Would you write out the entries below, every one of them, exactly?

■ ■ ■

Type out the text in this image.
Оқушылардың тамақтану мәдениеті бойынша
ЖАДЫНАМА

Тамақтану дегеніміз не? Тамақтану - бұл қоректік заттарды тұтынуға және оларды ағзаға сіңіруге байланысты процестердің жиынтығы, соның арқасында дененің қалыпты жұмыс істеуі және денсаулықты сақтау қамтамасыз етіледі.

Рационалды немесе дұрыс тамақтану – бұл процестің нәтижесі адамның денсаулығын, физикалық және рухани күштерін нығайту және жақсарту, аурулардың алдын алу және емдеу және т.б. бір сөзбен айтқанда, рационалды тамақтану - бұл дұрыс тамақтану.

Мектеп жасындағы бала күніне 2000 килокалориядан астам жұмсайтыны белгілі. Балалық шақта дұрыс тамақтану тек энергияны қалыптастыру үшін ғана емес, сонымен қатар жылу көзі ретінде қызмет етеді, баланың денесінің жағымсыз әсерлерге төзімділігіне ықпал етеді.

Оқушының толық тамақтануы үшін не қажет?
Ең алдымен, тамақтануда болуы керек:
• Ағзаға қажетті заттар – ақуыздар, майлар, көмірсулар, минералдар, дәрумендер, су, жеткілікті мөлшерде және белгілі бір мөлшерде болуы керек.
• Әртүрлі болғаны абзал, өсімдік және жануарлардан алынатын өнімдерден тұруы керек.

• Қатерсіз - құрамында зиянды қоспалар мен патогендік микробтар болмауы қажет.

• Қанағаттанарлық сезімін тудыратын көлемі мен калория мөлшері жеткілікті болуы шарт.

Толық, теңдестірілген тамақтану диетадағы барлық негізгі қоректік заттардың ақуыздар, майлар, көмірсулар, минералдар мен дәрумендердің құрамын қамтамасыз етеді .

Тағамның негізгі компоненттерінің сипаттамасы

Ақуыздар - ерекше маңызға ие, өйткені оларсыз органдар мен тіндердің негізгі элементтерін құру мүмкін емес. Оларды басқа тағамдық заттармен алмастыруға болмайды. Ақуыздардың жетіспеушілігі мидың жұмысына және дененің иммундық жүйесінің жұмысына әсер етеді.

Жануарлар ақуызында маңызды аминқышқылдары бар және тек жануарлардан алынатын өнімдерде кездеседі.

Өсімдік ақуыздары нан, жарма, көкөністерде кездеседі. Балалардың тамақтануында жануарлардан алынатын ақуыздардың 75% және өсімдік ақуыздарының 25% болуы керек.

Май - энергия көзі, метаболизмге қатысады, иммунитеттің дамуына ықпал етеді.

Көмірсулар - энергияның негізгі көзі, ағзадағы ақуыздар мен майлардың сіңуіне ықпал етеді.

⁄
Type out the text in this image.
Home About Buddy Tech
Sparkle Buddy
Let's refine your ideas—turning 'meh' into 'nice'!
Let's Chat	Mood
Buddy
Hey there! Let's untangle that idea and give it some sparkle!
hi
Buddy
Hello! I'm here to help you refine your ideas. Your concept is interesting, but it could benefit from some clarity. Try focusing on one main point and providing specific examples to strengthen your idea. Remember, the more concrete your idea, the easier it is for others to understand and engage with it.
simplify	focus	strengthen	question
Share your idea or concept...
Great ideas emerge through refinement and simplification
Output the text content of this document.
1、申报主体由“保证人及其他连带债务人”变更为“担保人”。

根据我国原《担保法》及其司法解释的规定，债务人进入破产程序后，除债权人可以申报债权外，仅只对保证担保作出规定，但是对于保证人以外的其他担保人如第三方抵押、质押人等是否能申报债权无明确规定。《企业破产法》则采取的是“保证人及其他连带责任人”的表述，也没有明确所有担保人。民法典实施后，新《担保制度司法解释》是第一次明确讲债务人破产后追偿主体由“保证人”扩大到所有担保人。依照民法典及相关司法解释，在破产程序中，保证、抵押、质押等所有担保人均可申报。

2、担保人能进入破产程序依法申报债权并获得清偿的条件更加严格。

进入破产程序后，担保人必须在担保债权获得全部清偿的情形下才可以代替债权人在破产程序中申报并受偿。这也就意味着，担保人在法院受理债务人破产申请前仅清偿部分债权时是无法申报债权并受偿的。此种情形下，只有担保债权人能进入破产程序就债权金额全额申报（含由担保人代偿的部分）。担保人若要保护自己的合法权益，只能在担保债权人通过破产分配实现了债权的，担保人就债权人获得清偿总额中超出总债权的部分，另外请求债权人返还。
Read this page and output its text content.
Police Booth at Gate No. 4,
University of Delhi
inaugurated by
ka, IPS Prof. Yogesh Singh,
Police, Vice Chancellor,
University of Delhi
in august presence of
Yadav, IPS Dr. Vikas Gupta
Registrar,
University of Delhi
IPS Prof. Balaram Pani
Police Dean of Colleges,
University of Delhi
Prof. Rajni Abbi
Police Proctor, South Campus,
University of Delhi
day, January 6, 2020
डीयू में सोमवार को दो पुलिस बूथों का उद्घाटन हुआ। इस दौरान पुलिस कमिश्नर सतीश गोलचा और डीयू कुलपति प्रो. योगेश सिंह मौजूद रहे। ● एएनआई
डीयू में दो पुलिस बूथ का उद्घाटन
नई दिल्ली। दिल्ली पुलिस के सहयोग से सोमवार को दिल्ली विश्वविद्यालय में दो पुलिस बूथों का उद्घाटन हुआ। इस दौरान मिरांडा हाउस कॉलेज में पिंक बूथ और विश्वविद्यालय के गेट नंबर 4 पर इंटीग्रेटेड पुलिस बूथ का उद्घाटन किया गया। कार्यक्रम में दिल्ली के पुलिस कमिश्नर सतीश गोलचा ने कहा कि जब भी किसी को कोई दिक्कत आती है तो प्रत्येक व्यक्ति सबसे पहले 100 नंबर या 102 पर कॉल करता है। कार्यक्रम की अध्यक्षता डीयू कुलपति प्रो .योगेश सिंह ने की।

■ ■ ■

Exercise answer:
Type out the text in this image.
Оқушылардың тамақтану мәдениеті бойынша
ЖАДЫНАМА

Тамақтану дегеніміз не? Тамақтану - бұл қоректік заттарды тұтынуға және оларды ағзаға сіңіруге байланысты процестердің жиынтығы, соның арқасында дененің қалыпты жұмыс істеуі және денсаулықты сақтау қамтамасыз етіледі.

Рационалды немесе дұрыс тамақтану – бұл процестің нәтижесі адамның денсаулығын, физикалық және рухани күштерін нығайту және жақсарту, аурулардың алдын алу және емдеу және т.б. бір сөзбен айтқанда, рационалды тамақтану - бұл дұрыс тамақтану.

Мектеп жасындағы бала күніне 2000 килокалориядан астам жұмсайтыны белгілі. Балалық шақта дұрыс тамақтану тек энергияны қалыптастыру үшін ғана емес, сонымен қатар жылу көзі ретінде қызмет етеді, баланың денесінің жағымсыз әсерлерге төзімділігіне ықпал етеді.

Оқушының толық тамақтануы үшін не қажет?
Ең алдымен, тамақтануда болуы керек:
• Ағзаға қажетті заттар – ақуыздар, майлар, көмірсулар, минералдар, дәрумендер, су, жеткілікті мөлшерде және белгілі бір мөлшерде болуы керек.
• Әртүрлі болғаны абзал, өсімдік және жануарлардан алынатын өнімдерден тұруы керек.

• Қатерсіз - құрамында зиянды қоспалар мен патогендік микробтар болмауы қажет.

• Қанағаттанарлық сезімін тудыратын көлемі мен калория мөлшері жеткілікті болуы шарт.

Толық, теңдестірілген тамақтану диетадағы барлық негізгі қоректік заттардың ақуыздар, майлар, көмірсулар, минералдар мен дәрумендердің құрамын қамтамасыз етеді .

Тағамның негізгі компоненттерінің сипаттамасы

Ақуыздар - ерекше маңызға ие, өйткені оларсыз органдар мен тіндердің негізгі элементтерін құру мүмкін емес. Оларды басқа тағамдық заттармен алмастыруға болмайды. Ақуыздардың жетіспеушілігі мидың жұмысына және дененің иммундық жүйесінің жұмысына әсер етеді.

Жануарлар ақуызында маңызды аминқышқылдары бар және тек жануарлардан алынатын өнімдерде кездеседі.

Өсімдік ақуыздары нан, жарма, көкөністерде кездеседі. Балалардың тамақтануында жануарлардан алынатын ақуыздардың 75% және өсімдік ақуыздарының 25% болуы керек.

Май - энергия көзі, метаболизмге қатысады, иммунитеттің дамуына ықпал етеді.

Көмірсулар - энергияның негізгі көзі, ағзадағы ақуыздар мен майлардың сіңуіне ықпал етеді.

⁄
Type out the text in this image.
Home About Buddy Tech
Sparkle Buddy
Let's refine your ideas—turning 'meh' into 'nice'!
Let's Chat	Mood
Buddy
Hey there! Let's untangle that idea and give it some sparkle!
hi
Buddy
Hello! I'm here to help you refine your ideas. Your concept is interesting, but it could benefit from some clarity. Try focusing on one main point and providing specific examples to strengthen your idea. Remember, the more concrete your idea, the easier it is for others to understand and engage with it.
simplify	focus	strengthen	question
Share your idea or concept...
Great ideas emerge through refinement and simplification
Output the text content of this document.
1、申报主体由“保证人及其他连带债务人”变更为“担保人”。

根据我国原《担保法》及其司法解释的规定，债务人进入破产程序后，除债权人可以申报债权外，仅只对保证担保作出规定，但是对于保证人以外的其他担保人如第三方抵押、质押人等是否能申报债权无明确规定。《企业破产法》则采取的是“保证人及其他连带责任人”的表述，也没有明确所有担保人。民法典实施后，新《担保制度司法解释》是第一次明确讲债务人破产后追偿主体由“保证人”扩大到所有担保人。依照民法典及相关司法解释，在破产程序中，保证、抵押、质押等所有担保人均可申报。

2、担保人能进入破产程序依法申报债权并获得清偿的条件更加严格。

进入破产程序后，担保人必须在担保债权获得全部清偿的情形下才可以代替债权人在破产程序中申报并受偿。这也就意味着，担保人在法院受理债务人破产申请前仅清偿部分债权时是无法申报债权并受偿的。此种情形下，只有担保债权人能进入破产程序就债权金额全额申报（含由担保人代偿的部分）。担保人若要保护自己的合法权益，只能在担保债权人通过破产分配实现了债权的，担保人就债权人获得清偿总额中超出总债权的部分，另外请求债权人返还。
Read this page and output its text content.
Police Booth at Gate No. 4,
University of Delhi
inaugurated by
ka, IPS Prof. Yogesh Singh,
Police, Vice Chancellor,
University of Delhi
in august presence of
Yadav, IPS Dr. Vikas Gupta
Registrar,
University of Delhi
IPS Prof. Balaram Pani
Police Dean of Colleges,
University of Delhi
Prof. Rajni Abbi
Police Proctor, South Campus,
University of Delhi
day, January 6, 2020
डीयू में सोमवार को दो पुलिस बूथों का उद्घाटन हुआ। इस दौरान पुलिस कमिश्नर सतीश गोलचा और डीयू कुलपति प्रो. योगेश सिंह मौजूद रहे। ● एएनआई
डीयू में दो पुलिस बूथ का उद्घाटन
नई दिल्ली। दिल्ली पुलिस के सहयोग से सोमवार को दिल्ली विश्वविद्यालय में दो पुलिस बूथों का उद्घाटन हुआ। इस दौरान मिरांडा हाउस कॉलेज में पिंक बूथ और विश्वविद्यालय के गेट नंबर 4 पर इंटीग्रेटेड पुलिस बूथ का उद्घाटन किया गया। कार्यक्रम में दिल्ली के पुलिस कमिश्नर सतीश गोलचा ने कहा कि जब भी किसी को कोई दिक्कत आती है तो प्रत्येक व्यक्ति सबसे पहले 100 नंबर या 102 पर कॉल करता है। कार्यक्रम की अध्यक्षता डीयू कुलपति प्रो .योगेश सिंह ने की।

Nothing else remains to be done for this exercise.